INSTRUCTIONS TO FOLLOW | Write every record out again exactly, and keep images out of it.
--- Start DATA PROVIDED ---
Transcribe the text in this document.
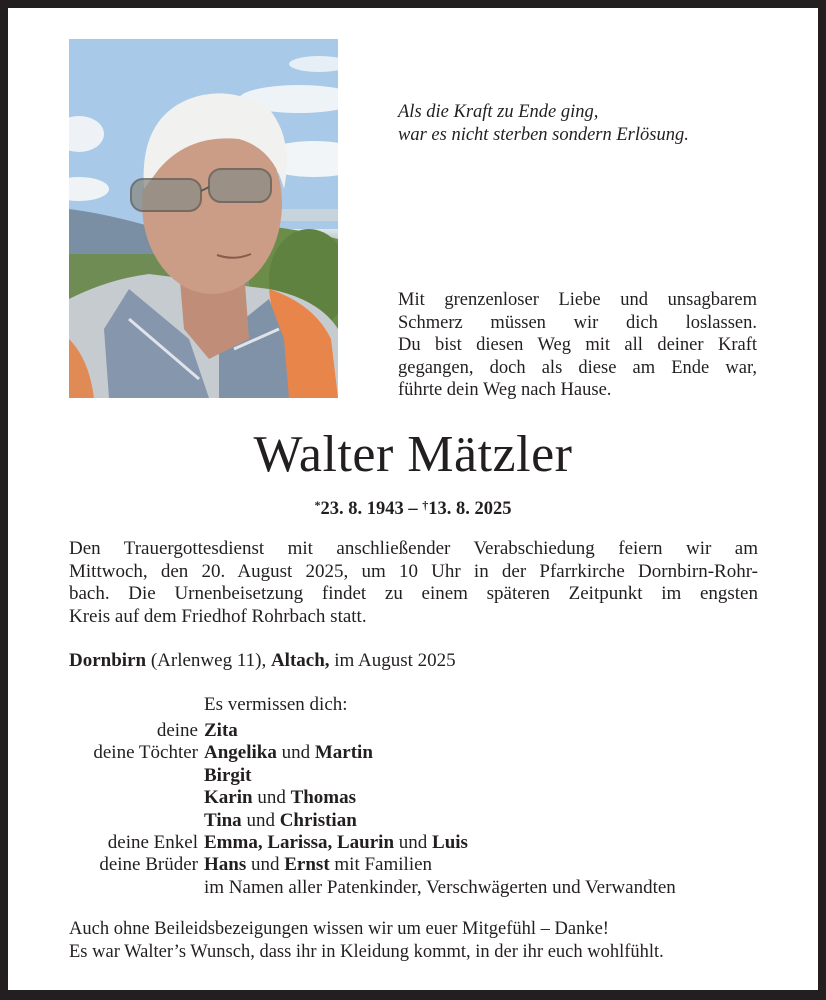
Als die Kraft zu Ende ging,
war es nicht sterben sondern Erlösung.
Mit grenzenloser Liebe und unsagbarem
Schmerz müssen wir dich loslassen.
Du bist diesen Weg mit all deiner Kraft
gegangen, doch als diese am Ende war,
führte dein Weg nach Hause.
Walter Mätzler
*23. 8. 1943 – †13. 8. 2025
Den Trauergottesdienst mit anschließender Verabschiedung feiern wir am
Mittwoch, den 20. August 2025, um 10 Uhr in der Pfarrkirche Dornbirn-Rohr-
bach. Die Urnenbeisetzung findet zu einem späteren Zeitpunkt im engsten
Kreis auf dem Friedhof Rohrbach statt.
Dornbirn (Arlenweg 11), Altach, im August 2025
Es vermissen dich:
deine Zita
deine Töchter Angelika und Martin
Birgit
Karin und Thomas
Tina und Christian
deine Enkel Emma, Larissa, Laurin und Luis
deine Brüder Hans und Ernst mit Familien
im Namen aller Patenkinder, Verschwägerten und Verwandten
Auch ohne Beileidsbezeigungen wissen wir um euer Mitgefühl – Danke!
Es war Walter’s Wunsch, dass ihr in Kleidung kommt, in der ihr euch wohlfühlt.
--- End DATA PROVIDED ---
ANSWER FOR THE TASK |
Transcribe the text in this document.
Als die Kraft zu Ende ging,
war es nicht sterben sondern Erlösung.
Mit grenzenloser Liebe und unsagbarem
Schmerz müssen wir dich loslassen.
Du bist diesen Weg mit all deiner Kraft
gegangen, doch als diese am Ende war,
führte dein Weg nach Hause.
Walter Mätzler
*23. 8. 1943 – †13. 8. 2025
Den Trauergottesdienst mit anschließender Verabschiedung feiern wir am
Mittwoch, den 20. August 2025, um 10 Uhr in der Pfarrkirche Dornbirn-Rohr-
bach. Die Urnenbeisetzung findet zu einem späteren Zeitpunkt im engsten
Kreis auf dem Friedhof Rohrbach statt.
Dornbirn (Arlenweg 11), Altach, im August 2025
Es vermissen dich:
deine Zita
deine Töchter Angelika und Martin
Birgit
Karin und Thomas
Tina und Christian
deine Enkel Emma, Larissa, Laurin und Luis
deine Brüder Hans und Ernst mit Familien
im Namen aller Patenkinder, Verschwägerten und Verwandten
Auch ohne Beileidsbezeigungen wissen wir um euer Mitgefühl – Danke!
Es war Walter’s Wunsch, dass ihr in Kleidung kommt, in der ihr euch wohlfühlt.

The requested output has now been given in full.